REQUIREMENT » Where a line of the data holds the word "levels", copy that line.

RECORD EXCERPTS »
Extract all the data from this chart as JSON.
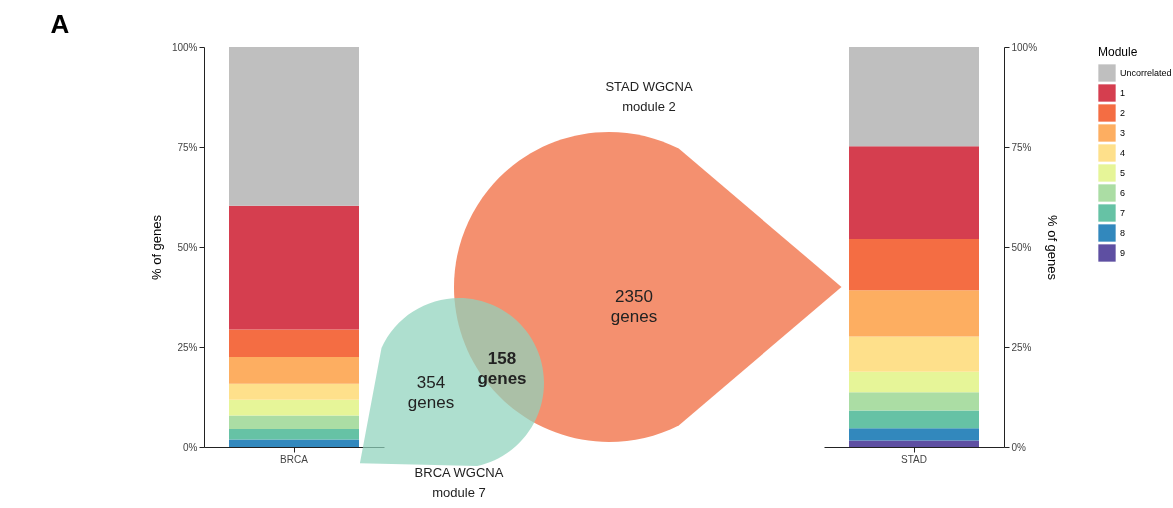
{
  "chart_data": [
    {
      "type": "bar",
      "title": "A",
      "categories": [
        "BRCA"
      ],
      "stacked": true,
      "ylabel": "% of genes",
      "ylim": [
        0,
        100
      ],
      "yticks": [
        {
          "value": 0,
          "label": "0%"
        },
        {
          "value": 25,
          "label": "25%"
        },
        {
          "value": 50,
          "label": "50%"
        },
        {
          "value": 75,
          "label": "75%"
        },
        {
          "value": 100,
          "label": "100%"
        }
      ],
      "series": [
        {
          "color": "#5e4fa2",
          "values": [
            0
          ]
        },
        {
          "color": "#3288bd",
          "values": [
            1.9
          ]
        },
        {
          "color": "#66c2a5",
          "values": [
            2.6
          ]
        },
        {
          "color": "#abdda4",
          "values": [
            3.4
          ]
        },
        {
          "color": "#e6f598",
          "values": [
            3.9
          ]
        },
        {
          "color": "#fee08b",
          "values": [
            4.0
          ]
        },
        {
          "color": "#fdae61",
          "values": [
            6.7
          ]
        },
        {
          "color": "#f46d43",
          "values": [
            6.9
          ]
        },
        {
          "color": "#d53e4f",
          "values": [
            30.9
          ]
        },
        {
          "color": "#bfbfbf",
          "values": [
            39.7
          ]
        }
      ]
    },
    {
      "type": "other",
      "annotations": [
        "STAD WGCNA\nmodule 2",
        "2350\ngenes",
        "158\ngenes",
        "354\ngenes",
        "BRCA WGCNA\nmodule 7"
      ]
    },
    {
      "type": "bar",
      "categories": [
        "STAD"
      ],
      "stacked": true,
      "ylabel": "% of genes",
      "legend": "right",
      "legend_title": "Module",
      "ylim": [
        0,
        100
      ],
      "yticks": [
        {
          "value": 0,
          "label": "0%"
        },
        {
          "value": 25,
          "label": "25%"
        },
        {
          "value": 50,
          "label": "50%"
        },
        {
          "value": 75,
          "label": "75%"
        },
        {
          "value": 100,
          "label": "100%"
        }
      ],
      "series": [
        {
          "name": "9",
          "color": "#5e4fa2",
          "values": [
            1.6
          ]
        },
        {
          "name": "8",
          "color": "#3288bd",
          "values": [
            3.1
          ]
        },
        {
          "name": "7",
          "color": "#66c2a5",
          "values": [
            4.4
          ]
        },
        {
          "name": "6",
          "color": "#abdda4",
          "values": [
            4.6
          ]
        },
        {
          "name": "5",
          "color": "#e6f598",
          "values": [
            5.1
          ]
        },
        {
          "name": "4",
          "color": "#fee08b",
          "values": [
            8.8
          ]
        },
        {
          "name": "3",
          "color": "#fdae61",
          "values": [
            11.6
          ]
        },
        {
          "name": "2",
          "color": "#f46d43",
          "values": [
            12.8
          ]
        },
        {
          "name": "1",
          "color": "#d53e4f",
          "values": [
            23.2
          ]
        },
        {
          "name": "Uncorrelated",
          "color": "#bfbfbf",
          "values": [
            24.8
          ]
        }
      ]
    }
  ]
}
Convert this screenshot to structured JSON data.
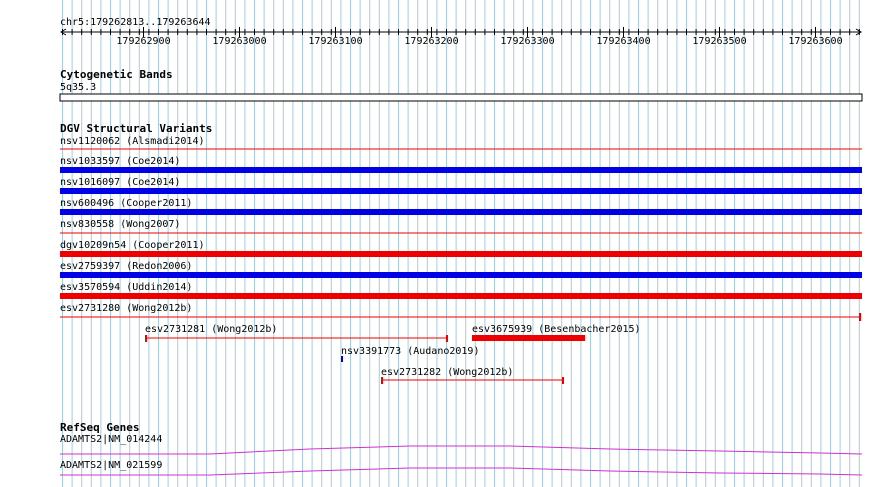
{
  "ruler": {
    "location": "chr5:179262813..179263644",
    "ticks": [
      "179262900",
      "179263000",
      "179263100",
      "179263200",
      "179263300",
      "179263400",
      "179263500",
      "179263600"
    ]
  },
  "cytoband": {
    "title": "Cytogenetic Bands",
    "band": "5q35.3"
  },
  "dgv": {
    "title": "DGV Structural Variants",
    "tracks": [
      {
        "label": "nsv1120062 (Alsmadi2014)",
        "type": "loss"
      },
      {
        "label": "nsv1033597 (Coe2014)",
        "type": "gain"
      },
      {
        "label": "nsv1016097 (Coe2014)",
        "type": "gain"
      },
      {
        "label": "nsv600496 (Cooper2011)",
        "type": "gain"
      },
      {
        "label": "nsv830558 (Wong2007)",
        "type": "loss"
      },
      {
        "label": "dgv10209n54 (Cooper2011)",
        "type": "loss"
      },
      {
        "label": "esv2759397 (Redon2006)",
        "type": "gain"
      },
      {
        "label": "esv3570594 (Uddin2014)",
        "type": "loss"
      },
      {
        "label": "esv2731280 (Wong2012b)",
        "type": "loss"
      }
    ],
    "small": [
      {
        "label": "esv2731281 (Wong2012b)"
      },
      {
        "label": "esv3675939 (Besenbacher2015)"
      },
      {
        "label": "nsv3391773 (Audano2019)"
      },
      {
        "label": "esv2731282 (Wong2012b)"
      }
    ]
  },
  "refseq": {
    "title": "RefSeq Genes",
    "genes": [
      {
        "label": "ADAMTS2|NM_014244"
      },
      {
        "label": "ADAMTS2|NM_021599"
      }
    ]
  },
  "colors": {
    "gain": "#0000e6",
    "loss": "#ee0000",
    "grid": "#a6cddd",
    "gene": "#cc33cc"
  }
}
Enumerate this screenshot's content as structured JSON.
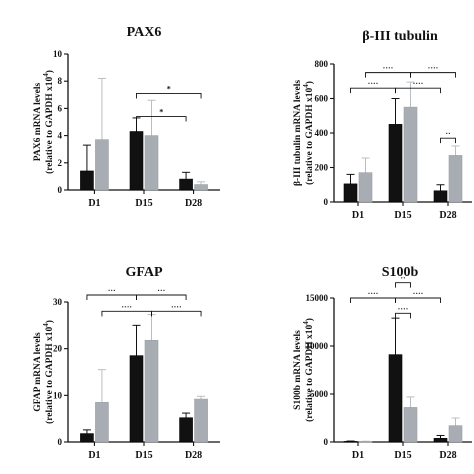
{
  "chart_data": [
    {
      "type": "bar",
      "title": "PAX6",
      "ylabel_line1": "PAX6 mRNA levels",
      "ylabel_line2": "(relative to GAPDH x10",
      "ylabel_sup": "4",
      "ylabel_end": ")",
      "categories": [
        "D1",
        "D15",
        "D28"
      ],
      "ylim": [
        0,
        10
      ],
      "yticks": [
        "0",
        "2",
        "4",
        "6",
        "8",
        "10"
      ],
      "series": [
        {
          "color": "#111111",
          "values": [
            1.4,
            4.3,
            0.8
          ],
          "errors": [
            1.9,
            1.0,
            0.5
          ]
        },
        {
          "color": "#a7adb2",
          "values": [
            3.7,
            4.0,
            0.4
          ],
          "errors": [
            4.5,
            2.6,
            0.2
          ]
        }
      ],
      "significance": [
        {
          "label": "*",
          "y": 7.1,
          "x1": [
            1,
            0
          ],
          "x2": [
            2,
            1
          ]
        },
        {
          "label": "*",
          "y": 5.4,
          "x1": [
            1,
            0
          ],
          "x2": [
            2,
            0
          ]
        }
      ]
    },
    {
      "type": "bar",
      "title": "β-III tubulin",
      "ylabel_line1": "β-III tubulin mRNA levels",
      "ylabel_line2": "(relative to GAPDH x10",
      "ylabel_sup": "4",
      "ylabel_end": ")",
      "categories": [
        "D1",
        "D15",
        "D28"
      ],
      "ylim": [
        0,
        800
      ],
      "yticks": [
        "0",
        "200",
        "400",
        "600",
        "800"
      ],
      "series": [
        {
          "color": "#111111",
          "values": [
            105,
            450,
            65
          ],
          "errors": [
            55,
            150,
            35
          ]
        },
        {
          "color": "#a7adb2",
          "values": [
            170,
            550,
            270
          ],
          "errors": [
            85,
            145,
            55
          ]
        }
      ],
      "significance": [
        {
          "label": "····",
          "y": 750,
          "x1": [
            0,
            1
          ],
          "x2": [
            1,
            1
          ]
        },
        {
          "label": "····",
          "y": 750,
          "x1": [
            1,
            1
          ],
          "x2": [
            2,
            1
          ]
        },
        {
          "label": "····",
          "y": 660,
          "x1": [
            0,
            0
          ],
          "x2": [
            1,
            0
          ]
        },
        {
          "label": "····",
          "y": 660,
          "x1": [
            1,
            0
          ],
          "x2": [
            2,
            0
          ]
        },
        {
          "label": "··",
          "y": 370,
          "x1": [
            2,
            0
          ],
          "x2": [
            2,
            1
          ]
        }
      ]
    },
    {
      "type": "bar",
      "title": "GFAP",
      "ylabel_line1": "GFAP mRNA levels",
      "ylabel_line2": "(relative to GAPDH x10",
      "ylabel_sup": "4",
      "ylabel_end": ")",
      "categories": [
        "D1",
        "D15",
        "D28"
      ],
      "ylim": [
        0,
        30
      ],
      "yticks": [
        "0",
        "10",
        "20",
        "30"
      ],
      "series": [
        {
          "color": "#111111",
          "values": [
            1.8,
            18.5,
            5.2
          ],
          "errors": [
            0.8,
            6.5,
            1.0
          ]
        },
        {
          "color": "#a7adb2",
          "values": [
            8.5,
            21.8,
            9.2
          ],
          "errors": [
            7.0,
            5.5,
            0.6
          ]
        }
      ],
      "significance": [
        {
          "label": "···",
          "y": 31.5,
          "x1": [
            0,
            0
          ],
          "x2": [
            1,
            0
          ]
        },
        {
          "label": "···",
          "y": 31.5,
          "x1": [
            1,
            0
          ],
          "x2": [
            2,
            0
          ]
        },
        {
          "label": "····",
          "y": 28.0,
          "x1": [
            0,
            1
          ],
          "x2": [
            1,
            1
          ]
        },
        {
          "label": "····",
          "y": 28.0,
          "x1": [
            1,
            1
          ],
          "x2": [
            2,
            1
          ]
        }
      ]
    },
    {
      "type": "bar",
      "title": "S100b",
      "ylabel_line1": "S100b mRNA levels",
      "ylabel_line2": "(relative to GAPDH x10",
      "ylabel_sup": "4",
      "ylabel_end": ")",
      "categories": [
        "D1",
        "D15",
        "D28"
      ],
      "ylim": [
        0,
        15000
      ],
      "yticks": [
        "0",
        "5000",
        "10000",
        "15000"
      ],
      "series": [
        {
          "color": "#111111",
          "values": [
            60,
            9100,
            380
          ],
          "errors": [
            40,
            3800,
            300
          ]
        },
        {
          "color": "#a7adb2",
          "values": [
            50,
            3600,
            1700
          ],
          "errors": [
            30,
            1100,
            800
          ]
        }
      ],
      "significance": [
        {
          "label": "··",
          "y": 16600,
          "x1": [
            1,
            0
          ],
          "x2": [
            1,
            1
          ]
        },
        {
          "label": "····",
          "y": 15000,
          "x1": [
            0,
            0
          ],
          "x2": [
            1,
            0
          ]
        },
        {
          "label": "····",
          "y": 15000,
          "x1": [
            1,
            0
          ],
          "x2": [
            2,
            0
          ]
        },
        {
          "label": "····",
          "y": 13400,
          "x1": [
            1,
            0
          ],
          "x2": [
            1,
            1
          ]
        }
      ]
    }
  ]
}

RESULT OF THIS TASK »
      "ylabel_line1": "PAX6 mRNA levels",
      "ylabel_line1": "β-III tubulin mRNA levels",
      "ylabel_line1": "GFAP mRNA levels",
      "ylabel_line1": "S100b mRNA levels",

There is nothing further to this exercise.